:: Goal ::
Retype the records that come next, word for word.

:: Supplied material ::
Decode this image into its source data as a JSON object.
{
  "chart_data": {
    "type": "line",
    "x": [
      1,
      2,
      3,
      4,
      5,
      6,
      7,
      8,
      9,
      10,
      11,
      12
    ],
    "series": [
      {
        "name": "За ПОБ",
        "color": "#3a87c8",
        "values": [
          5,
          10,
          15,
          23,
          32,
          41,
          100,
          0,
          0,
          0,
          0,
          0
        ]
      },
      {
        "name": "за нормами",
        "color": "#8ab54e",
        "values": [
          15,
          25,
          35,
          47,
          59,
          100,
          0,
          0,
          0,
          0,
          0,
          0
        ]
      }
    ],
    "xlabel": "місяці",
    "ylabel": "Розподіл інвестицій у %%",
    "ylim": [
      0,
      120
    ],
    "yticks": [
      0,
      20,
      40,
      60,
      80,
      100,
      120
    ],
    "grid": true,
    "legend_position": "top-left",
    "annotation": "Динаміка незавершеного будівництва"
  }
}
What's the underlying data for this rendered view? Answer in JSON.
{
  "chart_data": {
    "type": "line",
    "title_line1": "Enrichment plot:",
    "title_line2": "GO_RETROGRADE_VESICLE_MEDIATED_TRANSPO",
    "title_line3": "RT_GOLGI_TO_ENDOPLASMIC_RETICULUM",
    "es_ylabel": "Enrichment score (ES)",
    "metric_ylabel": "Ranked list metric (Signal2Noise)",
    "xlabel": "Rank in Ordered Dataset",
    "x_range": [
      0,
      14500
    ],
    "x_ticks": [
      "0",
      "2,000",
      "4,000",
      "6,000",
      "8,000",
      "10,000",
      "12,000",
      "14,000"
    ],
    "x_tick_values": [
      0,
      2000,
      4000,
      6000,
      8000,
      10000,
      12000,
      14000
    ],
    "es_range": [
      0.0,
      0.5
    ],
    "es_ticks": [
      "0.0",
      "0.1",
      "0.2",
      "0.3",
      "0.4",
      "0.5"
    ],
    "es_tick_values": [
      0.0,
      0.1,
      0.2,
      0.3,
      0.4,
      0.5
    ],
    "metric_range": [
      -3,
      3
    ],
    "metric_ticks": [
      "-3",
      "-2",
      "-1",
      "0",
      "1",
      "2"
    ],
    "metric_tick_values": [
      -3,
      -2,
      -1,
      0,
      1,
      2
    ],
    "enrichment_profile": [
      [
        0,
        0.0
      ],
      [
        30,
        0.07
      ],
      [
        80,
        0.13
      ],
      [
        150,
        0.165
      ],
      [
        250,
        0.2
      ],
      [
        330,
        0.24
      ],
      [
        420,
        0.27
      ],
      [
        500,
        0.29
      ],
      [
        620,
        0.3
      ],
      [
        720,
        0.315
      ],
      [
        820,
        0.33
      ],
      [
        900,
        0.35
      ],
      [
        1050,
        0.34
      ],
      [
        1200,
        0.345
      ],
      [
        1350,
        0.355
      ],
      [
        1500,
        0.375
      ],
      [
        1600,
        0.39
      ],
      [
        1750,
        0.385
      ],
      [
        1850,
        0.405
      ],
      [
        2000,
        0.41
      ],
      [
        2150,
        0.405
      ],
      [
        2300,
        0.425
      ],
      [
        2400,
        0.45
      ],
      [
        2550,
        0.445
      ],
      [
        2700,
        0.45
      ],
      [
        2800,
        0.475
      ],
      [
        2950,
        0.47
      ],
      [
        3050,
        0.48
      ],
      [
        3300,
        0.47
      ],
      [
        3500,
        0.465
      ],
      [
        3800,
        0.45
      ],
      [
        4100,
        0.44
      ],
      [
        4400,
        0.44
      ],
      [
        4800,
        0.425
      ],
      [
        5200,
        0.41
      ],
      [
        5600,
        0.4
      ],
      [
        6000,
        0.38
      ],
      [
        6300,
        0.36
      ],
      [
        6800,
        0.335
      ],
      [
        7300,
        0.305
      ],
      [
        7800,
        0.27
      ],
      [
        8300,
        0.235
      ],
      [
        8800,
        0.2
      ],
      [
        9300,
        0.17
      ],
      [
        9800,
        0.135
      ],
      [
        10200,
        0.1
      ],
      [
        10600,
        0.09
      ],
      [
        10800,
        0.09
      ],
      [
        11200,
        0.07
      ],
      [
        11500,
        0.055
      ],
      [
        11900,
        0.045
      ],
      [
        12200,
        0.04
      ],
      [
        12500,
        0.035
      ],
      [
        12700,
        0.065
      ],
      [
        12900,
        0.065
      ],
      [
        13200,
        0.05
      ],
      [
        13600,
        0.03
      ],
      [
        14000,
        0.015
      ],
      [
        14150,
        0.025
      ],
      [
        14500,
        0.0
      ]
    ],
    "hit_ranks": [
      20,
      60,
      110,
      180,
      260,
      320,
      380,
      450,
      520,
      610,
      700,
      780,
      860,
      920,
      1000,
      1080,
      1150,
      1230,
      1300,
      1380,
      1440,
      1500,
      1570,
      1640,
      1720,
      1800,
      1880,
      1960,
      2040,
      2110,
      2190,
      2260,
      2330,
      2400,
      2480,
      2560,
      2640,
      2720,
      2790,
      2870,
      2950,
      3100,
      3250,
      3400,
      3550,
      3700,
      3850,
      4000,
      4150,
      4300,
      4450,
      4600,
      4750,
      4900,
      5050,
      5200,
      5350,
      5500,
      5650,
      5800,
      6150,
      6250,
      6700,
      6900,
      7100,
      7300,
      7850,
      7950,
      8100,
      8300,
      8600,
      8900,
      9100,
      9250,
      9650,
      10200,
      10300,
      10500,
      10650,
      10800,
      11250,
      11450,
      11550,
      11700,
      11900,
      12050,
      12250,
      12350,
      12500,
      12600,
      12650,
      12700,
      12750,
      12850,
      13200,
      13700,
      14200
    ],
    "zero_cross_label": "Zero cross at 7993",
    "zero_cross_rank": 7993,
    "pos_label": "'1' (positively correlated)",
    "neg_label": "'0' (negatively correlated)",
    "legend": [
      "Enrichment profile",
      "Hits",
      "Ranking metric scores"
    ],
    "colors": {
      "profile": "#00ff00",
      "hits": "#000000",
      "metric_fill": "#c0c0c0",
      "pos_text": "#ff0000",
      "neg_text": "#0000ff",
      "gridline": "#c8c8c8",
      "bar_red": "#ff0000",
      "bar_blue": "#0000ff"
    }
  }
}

:: Completed exercise ::
Decode this image into its source data as a JSON object.
{
  "chart_data": {
    "type": "line",
    "x": [
      1,
      2,
      3,
      4,
      5,
      6,
      7,
      8,
      9,
      10,
      11,
      12
    ],
    "series": [
      {
        "name": "За ПОБ",
        "color": "#3a87c8",
        "values": [
          5,
          10,
          15,
          23,
          32,
          41,
          100,
          0,
          0,
          0,
          0,
          0
        ]
      },
      {
        "name": "за нормами",
        "color": "#8ab54e",
        "values": [
          15,
          25,
          35,
          47,
          59,
          100,
          0,
          0,
          0,
          0,
          0,
          0
        ]
      }
    ],
    "xlabel": "місяці",
    "ylabel": "Розподіл інвестицій у %%",
    "ylim": [
      0,
      120
    ],
    "yticks": [
      0,
      20,
      40,
      60,
      80,
      100,
      120
    ],
    "grid": true,
    "legend_position": "top-left",
    "annotation": "Динаміка незавершеного будівництва"
  }
}
What's the underlying data for this rendered view? Answer in JSON.
{
  "chart_data": {
    "type": "line",
    "title_line1": "Enrichment plot:",
    "title_line2": "GO_RETROGRADE_VESICLE_MEDIATED_TRANSPO",
    "title_line3": "RT_GOLGI_TO_ENDOPLASMIC_RETICULUM",
    "es_ylabel": "Enrichment score (ES)",
    "metric_ylabel": "Ranked list metric (Signal2Noise)",
    "xlabel": "Rank in Ordered Dataset",
    "x_range": [
      0,
      14500
    ],
    "x_ticks": [
      "0",
      "2,000",
      "4,000",
      "6,000",
      "8,000",
      "10,000",
      "12,000",
      "14,000"
    ],
    "x_tick_values": [
      0,
      2000,
      4000,
      6000,
      8000,
      10000,
      12000,
      14000
    ],
    "es_range": [
      0.0,
      0.5
    ],
    "es_ticks": [
      "0.0",
      "0.1",
      "0.2",
      "0.3",
      "0.4",
      "0.5"
    ],
    "es_tick_values": [
      0.0,
      0.1,
      0.2,
      0.3,
      0.4,
      0.5
    ],
    "metric_range": [
      -3,
      3
    ],
    "metric_ticks": [
      "-3",
      "-2",
      "-1",
      "0",
      "1",
      "2"
    ],
    "metric_tick_values": [
      -3,
      -2,
      -1,
      0,
      1,
      2
    ],
    "enrichment_profile": [
      [
        0,
        0.0
      ],
      [
        30,
        0.07
      ],
      [
        80,
        0.13
      ],
      [
        150,
        0.165
      ],
      [
        250,
        0.2
      ],
      [
        330,
        0.24
      ],
      [
        420,
        0.27
      ],
      [
        500,
        0.29
      ],
      [
        620,
        0.3
      ],
      [
        720,
        0.315
      ],
      [
        820,
        0.33
      ],
      [
        900,
        0.35
      ],
      [
        1050,
        0.34
      ],
      [
        1200,
        0.345
      ],
      [
        1350,
        0.355
      ],
      [
        1500,
        0.375
      ],
      [
        1600,
        0.39
      ],
      [
        1750,
        0.385
      ],
      [
        1850,
        0.405
      ],
      [
        2000,
        0.41
      ],
      [
        2150,
        0.405
      ],
      [
        2300,
        0.425
      ],
      [
        2400,
        0.45
      ],
      [
        2550,
        0.445
      ],
      [
        2700,
        0.45
      ],
      [
        2800,
        0.475
      ],
      [
        2950,
        0.47
      ],
      [
        3050,
        0.48
      ],
      [
        3300,
        0.47
      ],
      [
        3500,
        0.465
      ],
      [
        3800,
        0.45
      ],
      [
        4100,
        0.44
      ],
      [
        4400,
        0.44
      ],
      [
        4800,
        0.425
      ],
      [
        5200,
        0.41
      ],
      [
        5600,
        0.4
      ],
      [
        6000,
        0.38
      ],
      [
        6300,
        0.36
      ],
      [
        6800,
        0.335
      ],
      [
        7300,
        0.305
      ],
      [
        7800,
        0.27
      ],
      [
        8300,
        0.235
      ],
      [
        8800,
        0.2
      ],
      [
        9300,
        0.17
      ],
      [
        9800,
        0.135
      ],
      [
        10200,
        0.1
      ],
      [
        10600,
        0.09
      ],
      [
        10800,
        0.09
      ],
      [
        11200,
        0.07
      ],
      [
        11500,
        0.055
      ],
      [
        11900,
        0.045
      ],
      [
        12200,
        0.04
      ],
      [
        12500,
        0.035
      ],
      [
        12700,
        0.065
      ],
      [
        12900,
        0.065
      ],
      [
        13200,
        0.05
      ],
      [
        13600,
        0.03
      ],
      [
        14000,
        0.015
      ],
      [
        14150,
        0.025
      ],
      [
        14500,
        0.0
      ]
    ],
    "hit_ranks": [
      20,
      60,
      110,
      180,
      260,
      320,
      380,
      450,
      520,
      610,
      700,
      780,
      860,
      920,
      1000,
      1080,
      1150,
      1230,
      1300,
      1380,
      1440,
      1500,
      1570,
      1640,
      1720,
      1800,
      1880,
      1960,
      2040,
      2110,
      2190,
      2260,
      2330,
      2400,
      2480,
      2560,
      2640,
      2720,
      2790,
      2870,
      2950,
      3100,
      3250,
      3400,
      3550,
      3700,
      3850,
      4000,
      4150,
      4300,
      4450,
      4600,
      4750,
      4900,
      5050,
      5200,
      5350,
      5500,
      5650,
      5800,
      6150,
      6250,
      6700,
      6900,
      7100,
      7300,
      7850,
      7950,
      8100,
      8300,
      8600,
      8900,
      9100,
      9250,
      9650,
      10200,
      10300,
      10500,
      10650,
      10800,
      11250,
      11450,
      11550,
      11700,
      11900,
      12050,
      12250,
      12350,
      12500,
      12600,
      12650,
      12700,
      12750,
      12850,
      13200,
      13700,
      14200
    ],
    "zero_cross_label": "Zero cross at 7993",
    "zero_cross_rank": 7993,
    "pos_label": "'1' (positively correlated)",
    "neg_label": "'0' (negatively correlated)",
    "legend": [
      "Enrichment profile",
      "Hits",
      "Ranking metric scores"
    ],
    "colors": {
      "profile": "#00ff00",
      "hits": "#000000",
      "metric_fill": "#c0c0c0",
      "pos_text": "#ff0000",
      "neg_text": "#0000ff",
      "gridline": "#c8c8c8",
      "bar_red": "#ff0000",
      "bar_blue": "#0000ff"
    }
  }
}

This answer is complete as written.